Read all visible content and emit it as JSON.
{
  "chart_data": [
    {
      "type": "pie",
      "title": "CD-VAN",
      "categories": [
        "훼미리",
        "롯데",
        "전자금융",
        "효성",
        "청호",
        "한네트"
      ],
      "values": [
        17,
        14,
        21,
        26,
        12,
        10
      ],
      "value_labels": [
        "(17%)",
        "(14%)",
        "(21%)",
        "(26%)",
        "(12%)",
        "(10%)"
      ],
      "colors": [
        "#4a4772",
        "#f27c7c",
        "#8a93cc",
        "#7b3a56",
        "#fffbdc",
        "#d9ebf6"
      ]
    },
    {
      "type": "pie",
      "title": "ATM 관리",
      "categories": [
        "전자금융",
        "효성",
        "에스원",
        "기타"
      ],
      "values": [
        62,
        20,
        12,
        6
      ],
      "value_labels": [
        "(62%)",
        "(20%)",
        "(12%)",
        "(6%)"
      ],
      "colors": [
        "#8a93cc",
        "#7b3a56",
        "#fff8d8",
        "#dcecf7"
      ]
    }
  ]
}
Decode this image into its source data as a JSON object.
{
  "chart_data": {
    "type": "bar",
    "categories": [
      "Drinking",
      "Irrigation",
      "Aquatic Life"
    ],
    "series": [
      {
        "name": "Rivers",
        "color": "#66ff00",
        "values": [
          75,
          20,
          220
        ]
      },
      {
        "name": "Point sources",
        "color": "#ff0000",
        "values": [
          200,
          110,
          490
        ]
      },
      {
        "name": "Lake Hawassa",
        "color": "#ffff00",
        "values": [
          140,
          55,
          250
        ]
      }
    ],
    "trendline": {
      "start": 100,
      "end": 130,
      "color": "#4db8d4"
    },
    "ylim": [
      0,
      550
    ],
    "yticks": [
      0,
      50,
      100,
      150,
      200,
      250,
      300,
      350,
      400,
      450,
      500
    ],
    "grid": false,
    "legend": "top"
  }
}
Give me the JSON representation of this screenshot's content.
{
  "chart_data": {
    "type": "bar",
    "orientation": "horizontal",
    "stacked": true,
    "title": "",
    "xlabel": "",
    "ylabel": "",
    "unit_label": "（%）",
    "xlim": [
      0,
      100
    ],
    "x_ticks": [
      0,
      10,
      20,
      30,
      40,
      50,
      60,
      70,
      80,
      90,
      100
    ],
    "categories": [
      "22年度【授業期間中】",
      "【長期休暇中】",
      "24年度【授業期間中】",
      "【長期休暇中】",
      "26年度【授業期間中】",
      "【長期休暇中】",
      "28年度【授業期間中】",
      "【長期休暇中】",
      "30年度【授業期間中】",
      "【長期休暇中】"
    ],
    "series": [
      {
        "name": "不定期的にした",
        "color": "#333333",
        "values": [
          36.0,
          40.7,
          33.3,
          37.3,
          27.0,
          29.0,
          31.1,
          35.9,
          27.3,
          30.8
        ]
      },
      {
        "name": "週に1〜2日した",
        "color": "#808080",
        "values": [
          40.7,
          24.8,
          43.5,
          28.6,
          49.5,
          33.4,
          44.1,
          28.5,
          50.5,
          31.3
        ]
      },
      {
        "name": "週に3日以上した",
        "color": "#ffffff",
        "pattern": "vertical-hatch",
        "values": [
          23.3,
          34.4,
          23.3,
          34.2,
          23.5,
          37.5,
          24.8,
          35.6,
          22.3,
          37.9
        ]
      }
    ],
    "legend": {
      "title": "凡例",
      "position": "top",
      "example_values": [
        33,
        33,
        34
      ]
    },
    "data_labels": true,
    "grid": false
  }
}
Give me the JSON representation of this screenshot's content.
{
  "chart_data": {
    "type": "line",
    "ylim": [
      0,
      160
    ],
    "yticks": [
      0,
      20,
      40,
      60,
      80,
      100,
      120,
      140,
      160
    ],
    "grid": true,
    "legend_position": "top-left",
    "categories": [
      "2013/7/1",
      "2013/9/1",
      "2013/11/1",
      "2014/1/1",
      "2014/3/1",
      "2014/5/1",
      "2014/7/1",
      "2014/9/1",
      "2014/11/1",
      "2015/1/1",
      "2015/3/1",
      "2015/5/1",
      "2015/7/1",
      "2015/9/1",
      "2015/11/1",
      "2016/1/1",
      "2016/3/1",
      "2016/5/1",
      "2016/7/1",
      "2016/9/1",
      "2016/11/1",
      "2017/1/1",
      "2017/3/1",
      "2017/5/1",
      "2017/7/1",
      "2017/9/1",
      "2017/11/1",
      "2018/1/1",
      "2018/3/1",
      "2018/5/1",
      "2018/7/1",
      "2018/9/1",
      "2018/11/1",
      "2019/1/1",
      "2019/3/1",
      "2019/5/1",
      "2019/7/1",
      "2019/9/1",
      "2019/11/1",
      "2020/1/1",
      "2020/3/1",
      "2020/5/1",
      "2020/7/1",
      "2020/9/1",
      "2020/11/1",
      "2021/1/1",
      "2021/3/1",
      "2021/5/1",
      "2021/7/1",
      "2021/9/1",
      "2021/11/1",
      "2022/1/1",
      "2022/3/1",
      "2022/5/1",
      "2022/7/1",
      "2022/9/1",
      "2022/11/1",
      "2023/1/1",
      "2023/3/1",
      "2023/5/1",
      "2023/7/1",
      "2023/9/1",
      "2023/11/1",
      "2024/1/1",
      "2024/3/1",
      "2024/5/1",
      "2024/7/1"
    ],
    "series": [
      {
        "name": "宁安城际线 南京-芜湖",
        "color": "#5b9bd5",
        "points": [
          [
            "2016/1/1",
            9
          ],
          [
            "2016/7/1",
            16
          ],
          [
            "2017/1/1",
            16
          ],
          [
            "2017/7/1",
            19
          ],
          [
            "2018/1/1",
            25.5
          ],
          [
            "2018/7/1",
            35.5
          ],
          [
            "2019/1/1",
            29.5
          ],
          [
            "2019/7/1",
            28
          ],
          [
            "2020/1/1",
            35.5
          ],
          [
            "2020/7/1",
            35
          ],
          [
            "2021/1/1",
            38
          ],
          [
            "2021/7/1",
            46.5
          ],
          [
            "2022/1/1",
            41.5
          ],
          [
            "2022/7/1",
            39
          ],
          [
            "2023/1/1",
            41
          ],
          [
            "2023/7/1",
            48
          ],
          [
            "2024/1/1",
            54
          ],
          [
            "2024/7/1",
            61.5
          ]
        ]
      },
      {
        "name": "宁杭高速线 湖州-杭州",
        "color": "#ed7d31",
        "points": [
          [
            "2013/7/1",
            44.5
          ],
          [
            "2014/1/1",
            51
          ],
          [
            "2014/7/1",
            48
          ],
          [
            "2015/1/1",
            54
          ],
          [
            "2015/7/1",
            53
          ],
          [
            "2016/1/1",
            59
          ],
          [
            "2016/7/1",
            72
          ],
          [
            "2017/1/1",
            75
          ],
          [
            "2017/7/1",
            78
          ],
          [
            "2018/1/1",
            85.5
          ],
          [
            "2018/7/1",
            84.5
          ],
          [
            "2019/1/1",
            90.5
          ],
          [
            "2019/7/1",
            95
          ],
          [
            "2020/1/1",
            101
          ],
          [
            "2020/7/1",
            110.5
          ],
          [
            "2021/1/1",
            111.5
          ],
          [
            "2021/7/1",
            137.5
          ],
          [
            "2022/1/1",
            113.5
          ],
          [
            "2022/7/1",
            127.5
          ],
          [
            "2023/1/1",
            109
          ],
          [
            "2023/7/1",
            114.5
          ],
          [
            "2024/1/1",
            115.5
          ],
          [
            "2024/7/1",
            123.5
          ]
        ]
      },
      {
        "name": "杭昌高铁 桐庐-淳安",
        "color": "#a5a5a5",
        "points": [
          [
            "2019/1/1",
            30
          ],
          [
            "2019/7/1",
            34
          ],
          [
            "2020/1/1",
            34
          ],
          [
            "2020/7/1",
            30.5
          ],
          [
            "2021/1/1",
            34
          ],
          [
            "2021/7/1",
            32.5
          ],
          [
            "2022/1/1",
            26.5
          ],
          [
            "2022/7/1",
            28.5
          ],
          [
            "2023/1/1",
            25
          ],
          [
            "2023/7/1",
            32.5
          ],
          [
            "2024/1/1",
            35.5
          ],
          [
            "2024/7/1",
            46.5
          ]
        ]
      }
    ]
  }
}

####

**What is required**
Please list every line of the records that contains "授業期間中".

**Complete output**
      "22年度【授業期間中】",
      "24年度【授業期間中】",
      "26年度【授業期間中】",
      "28年度【授業期間中】",
      "30年度【授業期間中】",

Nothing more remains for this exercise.